• _TASK DETAILS_
Only the pictures are left out: repeat the rest of the entries exactly.

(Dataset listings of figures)
● ● ● ●

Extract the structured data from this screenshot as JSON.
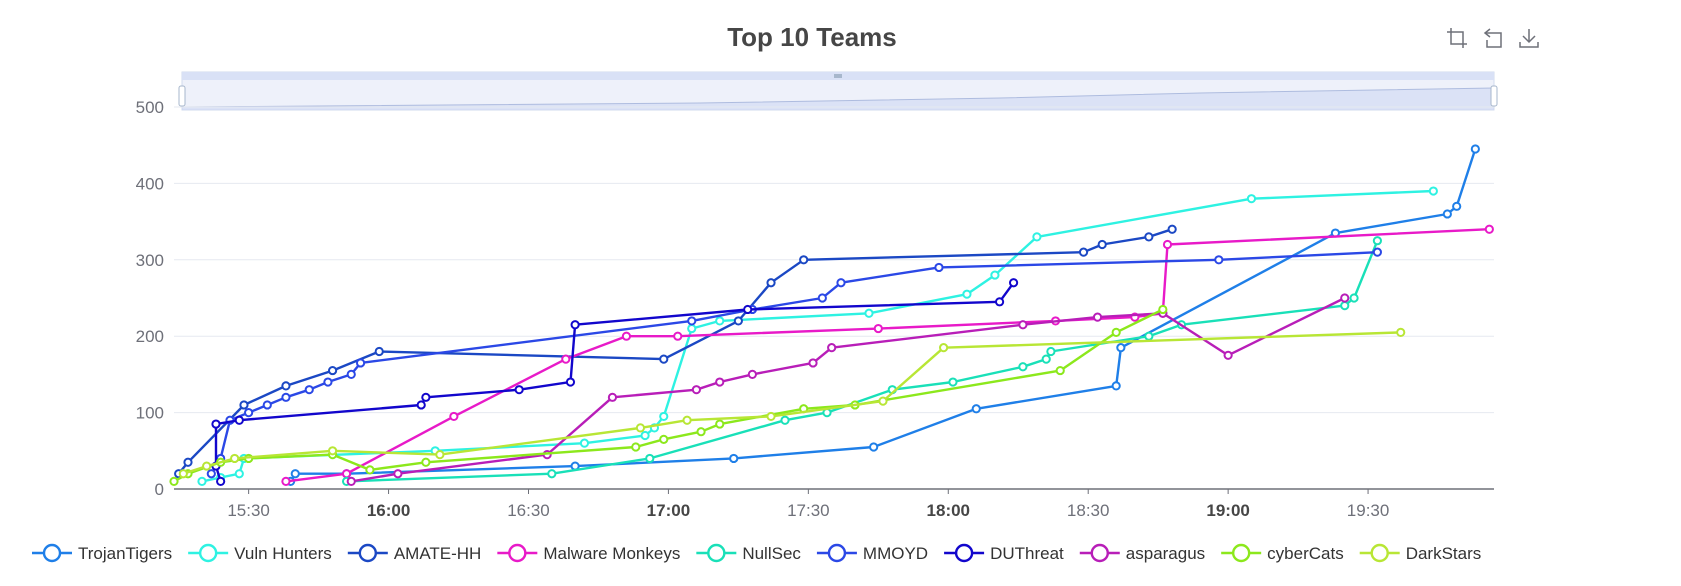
{
  "chart_data": {
    "type": "line",
    "title": "Top 10 Teams",
    "xlabel": "",
    "ylabel": "",
    "ylim": [
      0,
      500
    ],
    "yticks": [
      0,
      100,
      200,
      300,
      400,
      500
    ],
    "xrange": [
      "15:14",
      "19:57"
    ],
    "xticks": [
      "15:30",
      "16:00",
      "16:30",
      "17:00",
      "17:30",
      "18:00",
      "18:30",
      "19:00",
      "19:30"
    ],
    "xticks_bold": [
      "16:00",
      "17:00",
      "18:00",
      "19:00"
    ],
    "grid": "horizontal",
    "legend_position": "bottom",
    "datazoom": "top slider, full range",
    "series": [
      {
        "name": "TrojanTigers",
        "color": "#1f7fe8",
        "points": [
          [
            "15:39",
            10
          ],
          [
            "15:40",
            20
          ],
          [
            "15:51",
            20
          ],
          [
            "16:40",
            30
          ],
          [
            "17:14",
            40
          ],
          [
            "17:44",
            55
          ],
          [
            "18:06",
            105
          ],
          [
            "18:36",
            135
          ],
          [
            "18:37",
            185
          ],
          [
            "19:23",
            335
          ],
          [
            "19:47",
            360
          ],
          [
            "19:49",
            370
          ],
          [
            "19:53",
            445
          ]
        ]
      },
      {
        "name": "Vuln Hunters",
        "color": "#2ef2e2",
        "points": [
          [
            "15:20",
            10
          ],
          [
            "15:24",
            15
          ],
          [
            "15:28",
            20
          ],
          [
            "15:29",
            40
          ],
          [
            "16:10",
            50
          ],
          [
            "16:42",
            60
          ],
          [
            "16:55",
            70
          ],
          [
            "16:57",
            80
          ],
          [
            "16:59",
            95
          ],
          [
            "17:05",
            210
          ],
          [
            "17:11",
            220
          ],
          [
            "17:43",
            230
          ],
          [
            "18:04",
            255
          ],
          [
            "18:10",
            280
          ],
          [
            "18:19",
            330
          ],
          [
            "19:05",
            380
          ],
          [
            "19:44",
            390
          ]
        ]
      },
      {
        "name": "AMATE-HH",
        "color": "#1b48c4",
        "points": [
          [
            "15:15",
            20
          ],
          [
            "15:17",
            35
          ],
          [
            "15:29",
            110
          ],
          [
            "15:38",
            135
          ],
          [
            "15:48",
            155
          ],
          [
            "15:58",
            180
          ],
          [
            "16:59",
            170
          ],
          [
            "17:15",
            220
          ],
          [
            "17:22",
            270
          ],
          [
            "17:29",
            300
          ],
          [
            "18:29",
            310
          ],
          [
            "18:33",
            320
          ],
          [
            "18:43",
            330
          ],
          [
            "18:48",
            340
          ]
        ]
      },
      {
        "name": "Malware Monkeys",
        "color": "#e81ac8",
        "points": [
          [
            "15:38",
            10
          ],
          [
            "15:51",
            20
          ],
          [
            "16:14",
            95
          ],
          [
            "16:38",
            170
          ],
          [
            "16:51",
            200
          ],
          [
            "17:02",
            200
          ],
          [
            "17:45",
            210
          ],
          [
            "18:23",
            220
          ],
          [
            "18:40",
            225
          ],
          [
            "18:46",
            230
          ],
          [
            "18:47",
            320
          ],
          [
            "19:56",
            340
          ]
        ]
      },
      {
        "name": "NullSec",
        "color": "#19e0b8",
        "points": [
          [
            "15:51",
            10
          ],
          [
            "16:35",
            20
          ],
          [
            "16:56",
            40
          ],
          [
            "17:25",
            90
          ],
          [
            "17:34",
            100
          ],
          [
            "17:48",
            130
          ],
          [
            "18:01",
            140
          ],
          [
            "18:16",
            160
          ],
          [
            "18:21",
            170
          ],
          [
            "18:22",
            180
          ],
          [
            "18:43",
            200
          ],
          [
            "18:50",
            215
          ],
          [
            "19:25",
            240
          ],
          [
            "19:27",
            250
          ],
          [
            "19:32",
            325
          ]
        ]
      },
      {
        "name": "MMOYD",
        "color": "#2b48e6",
        "points": [
          [
            "15:22",
            20
          ],
          [
            "15:24",
            40
          ],
          [
            "15:26",
            90
          ],
          [
            "15:30",
            100
          ],
          [
            "15:34",
            110
          ],
          [
            "15:38",
            120
          ],
          [
            "15:43",
            130
          ],
          [
            "15:47",
            140
          ],
          [
            "15:52",
            150
          ],
          [
            "15:54",
            165
          ],
          [
            "17:05",
            220
          ],
          [
            "17:18",
            235
          ],
          [
            "17:33",
            250
          ],
          [
            "17:37",
            270
          ],
          [
            "17:58",
            290
          ],
          [
            "18:58",
            300
          ],
          [
            "19:32",
            310
          ]
        ]
      },
      {
        "name": "DUThreat",
        "color": "#1206cc",
        "points": [
          [
            "15:24",
            10
          ],
          [
            "15:23",
            30
          ],
          [
            "15:23",
            85
          ],
          [
            "15:28",
            90
          ],
          [
            "16:07",
            110
          ],
          [
            "16:08",
            120
          ],
          [
            "16:28",
            130
          ],
          [
            "16:39",
            140
          ],
          [
            "16:40",
            215
          ],
          [
            "17:17",
            235
          ],
          [
            "18:11",
            245
          ],
          [
            "18:14",
            270
          ]
        ]
      },
      {
        "name": "asparagus",
        "color": "#b81eb8",
        "points": [
          [
            "15:52",
            10
          ],
          [
            "16:02",
            20
          ],
          [
            "16:34",
            45
          ],
          [
            "16:48",
            120
          ],
          [
            "17:06",
            130
          ],
          [
            "17:11",
            140
          ],
          [
            "17:18",
            150
          ],
          [
            "17:31",
            165
          ],
          [
            "17:35",
            185
          ],
          [
            "18:16",
            215
          ],
          [
            "18:32",
            225
          ],
          [
            "18:46",
            230
          ],
          [
            "19:00",
            175
          ],
          [
            "19:25",
            250
          ]
        ]
      },
      {
        "name": "cyberCats",
        "color": "#8ce81c",
        "points": [
          [
            "15:14",
            10
          ],
          [
            "15:17",
            20
          ],
          [
            "15:24",
            35
          ],
          [
            "15:30",
            40
          ],
          [
            "15:48",
            45
          ],
          [
            "15:56",
            25
          ],
          [
            "16:08",
            35
          ],
          [
            "16:53",
            55
          ],
          [
            "16:59",
            65
          ],
          [
            "17:07",
            75
          ],
          [
            "17:11",
            85
          ],
          [
            "17:29",
            105
          ],
          [
            "17:40",
            110
          ],
          [
            "18:24",
            155
          ],
          [
            "18:36",
            205
          ],
          [
            "18:46",
            235
          ]
        ]
      },
      {
        "name": "DarkStars",
        "color": "#b8e635",
        "points": [
          [
            "15:16",
            20
          ],
          [
            "15:21",
            30
          ],
          [
            "15:27",
            40
          ],
          [
            "15:48",
            50
          ],
          [
            "16:11",
            45
          ],
          [
            "16:54",
            80
          ],
          [
            "17:04",
            90
          ],
          [
            "17:22",
            95
          ],
          [
            "17:46",
            115
          ],
          [
            "17:59",
            185
          ],
          [
            "19:37",
            205
          ]
        ]
      }
    ]
  },
  "toolbox": {
    "zoom_icon": "data-zoom-icon",
    "restore_icon": "restore-icon",
    "save_icon": "save-as-image-icon"
  }
}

● ● ● ●

• _WRITTEN RESPONSE_
Extract the structured data from this screenshot as JSON.
{
  "chart_data": {
    "type": "line",
    "title": "Top 10 Teams",
    "xlabel": "",
    "ylabel": "",
    "ylim": [
      0,
      500
    ],
    "yticks": [
      0,
      100,
      200,
      300,
      400,
      500
    ],
    "xrange": [
      "15:14",
      "19:57"
    ],
    "xticks": [
      "15:30",
      "16:00",
      "16:30",
      "17:00",
      "17:30",
      "18:00",
      "18:30",
      "19:00",
      "19:30"
    ],
    "xticks_bold": [
      "16:00",
      "17:00",
      "18:00",
      "19:00"
    ],
    "grid": "horizontal",
    "legend_position": "bottom",
    "datazoom": "top slider, full range",
    "series": [
      {
        "name": "TrojanTigers",
        "color": "#1f7fe8",
        "points": [
          [
            "15:39",
            10
          ],
          [
            "15:40",
            20
          ],
          [
            "15:51",
            20
          ],
          [
            "16:40",
            30
          ],
          [
            "17:14",
            40
          ],
          [
            "17:44",
            55
          ],
          [
            "18:06",
            105
          ],
          [
            "18:36",
            135
          ],
          [
            "18:37",
            185
          ],
          [
            "19:23",
            335
          ],
          [
            "19:47",
            360
          ],
          [
            "19:49",
            370
          ],
          [
            "19:53",
            445
          ]
        ]
      },
      {
        "name": "Vuln Hunters",
        "color": "#2ef2e2",
        "points": [
          [
            "15:20",
            10
          ],
          [
            "15:24",
            15
          ],
          [
            "15:28",
            20
          ],
          [
            "15:29",
            40
          ],
          [
            "16:10",
            50
          ],
          [
            "16:42",
            60
          ],
          [
            "16:55",
            70
          ],
          [
            "16:57",
            80
          ],
          [
            "16:59",
            95
          ],
          [
            "17:05",
            210
          ],
          [
            "17:11",
            220
          ],
          [
            "17:43",
            230
          ],
          [
            "18:04",
            255
          ],
          [
            "18:10",
            280
          ],
          [
            "18:19",
            330
          ],
          [
            "19:05",
            380
          ],
          [
            "19:44",
            390
          ]
        ]
      },
      {
        "name": "AMATE-HH",
        "color": "#1b48c4",
        "points": [
          [
            "15:15",
            20
          ],
          [
            "15:17",
            35
          ],
          [
            "15:29",
            110
          ],
          [
            "15:38",
            135
          ],
          [
            "15:48",
            155
          ],
          [
            "15:58",
            180
          ],
          [
            "16:59",
            170
          ],
          [
            "17:15",
            220
          ],
          [
            "17:22",
            270
          ],
          [
            "17:29",
            300
          ],
          [
            "18:29",
            310
          ],
          [
            "18:33",
            320
          ],
          [
            "18:43",
            330
          ],
          [
            "18:48",
            340
          ]
        ]
      },
      {
        "name": "Malware Monkeys",
        "color": "#e81ac8",
        "points": [
          [
            "15:38",
            10
          ],
          [
            "15:51",
            20
          ],
          [
            "16:14",
            95
          ],
          [
            "16:38",
            170
          ],
          [
            "16:51",
            200
          ],
          [
            "17:02",
            200
          ],
          [
            "17:45",
            210
          ],
          [
            "18:23",
            220
          ],
          [
            "18:40",
            225
          ],
          [
            "18:46",
            230
          ],
          [
            "18:47",
            320
          ],
          [
            "19:56",
            340
          ]
        ]
      },
      {
        "name": "NullSec",
        "color": "#19e0b8",
        "points": [
          [
            "15:51",
            10
          ],
          [
            "16:35",
            20
          ],
          [
            "16:56",
            40
          ],
          [
            "17:25",
            90
          ],
          [
            "17:34",
            100
          ],
          [
            "17:48",
            130
          ],
          [
            "18:01",
            140
          ],
          [
            "18:16",
            160
          ],
          [
            "18:21",
            170
          ],
          [
            "18:22",
            180
          ],
          [
            "18:43",
            200
          ],
          [
            "18:50",
            215
          ],
          [
            "19:25",
            240
          ],
          [
            "19:27",
            250
          ],
          [
            "19:32",
            325
          ]
        ]
      },
      {
        "name": "MMOYD",
        "color": "#2b48e6",
        "points": [
          [
            "15:22",
            20
          ],
          [
            "15:24",
            40
          ],
          [
            "15:26",
            90
          ],
          [
            "15:30",
            100
          ],
          [
            "15:34",
            110
          ],
          [
            "15:38",
            120
          ],
          [
            "15:43",
            130
          ],
          [
            "15:47",
            140
          ],
          [
            "15:52",
            150
          ],
          [
            "15:54",
            165
          ],
          [
            "17:05",
            220
          ],
          [
            "17:18",
            235
          ],
          [
            "17:33",
            250
          ],
          [
            "17:37",
            270
          ],
          [
            "17:58",
            290
          ],
          [
            "18:58",
            300
          ],
          [
            "19:32",
            310
          ]
        ]
      },
      {
        "name": "DUThreat",
        "color": "#1206cc",
        "points": [
          [
            "15:24",
            10
          ],
          [
            "15:23",
            30
          ],
          [
            "15:23",
            85
          ],
          [
            "15:28",
            90
          ],
          [
            "16:07",
            110
          ],
          [
            "16:08",
            120
          ],
          [
            "16:28",
            130
          ],
          [
            "16:39",
            140
          ],
          [
            "16:40",
            215
          ],
          [
            "17:17",
            235
          ],
          [
            "18:11",
            245
          ],
          [
            "18:14",
            270
          ]
        ]
      },
      {
        "name": "asparagus",
        "color": "#b81eb8",
        "points": [
          [
            "15:52",
            10
          ],
          [
            "16:02",
            20
          ],
          [
            "16:34",
            45
          ],
          [
            "16:48",
            120
          ],
          [
            "17:06",
            130
          ],
          [
            "17:11",
            140
          ],
          [
            "17:18",
            150
          ],
          [
            "17:31",
            165
          ],
          [
            "17:35",
            185
          ],
          [
            "18:16",
            215
          ],
          [
            "18:32",
            225
          ],
          [
            "18:46",
            230
          ],
          [
            "19:00",
            175
          ],
          [
            "19:25",
            250
          ]
        ]
      },
      {
        "name": "cyberCats",
        "color": "#8ce81c",
        "points": [
          [
            "15:14",
            10
          ],
          [
            "15:17",
            20
          ],
          [
            "15:24",
            35
          ],
          [
            "15:30",
            40
          ],
          [
            "15:48",
            45
          ],
          [
            "15:56",
            25
          ],
          [
            "16:08",
            35
          ],
          [
            "16:53",
            55
          ],
          [
            "16:59",
            65
          ],
          [
            "17:07",
            75
          ],
          [
            "17:11",
            85
          ],
          [
            "17:29",
            105
          ],
          [
            "17:40",
            110
          ],
          [
            "18:24",
            155
          ],
          [
            "18:36",
            205
          ],
          [
            "18:46",
            235
          ]
        ]
      },
      {
        "name": "DarkStars",
        "color": "#b8e635",
        "points": [
          [
            "15:16",
            20
          ],
          [
            "15:21",
            30
          ],
          [
            "15:27",
            40
          ],
          [
            "15:48",
            50
          ],
          [
            "16:11",
            45
          ],
          [
            "16:54",
            80
          ],
          [
            "17:04",
            90
          ],
          [
            "17:22",
            95
          ],
          [
            "17:46",
            115
          ],
          [
            "17:59",
            185
          ],
          [
            "19:37",
            205
          ]
        ]
      }
    ]
  },
  "toolbox": {
    "zoom_icon": "data-zoom-icon",
    "restore_icon": "restore-icon",
    "save_icon": "save-as-image-icon"
  }
}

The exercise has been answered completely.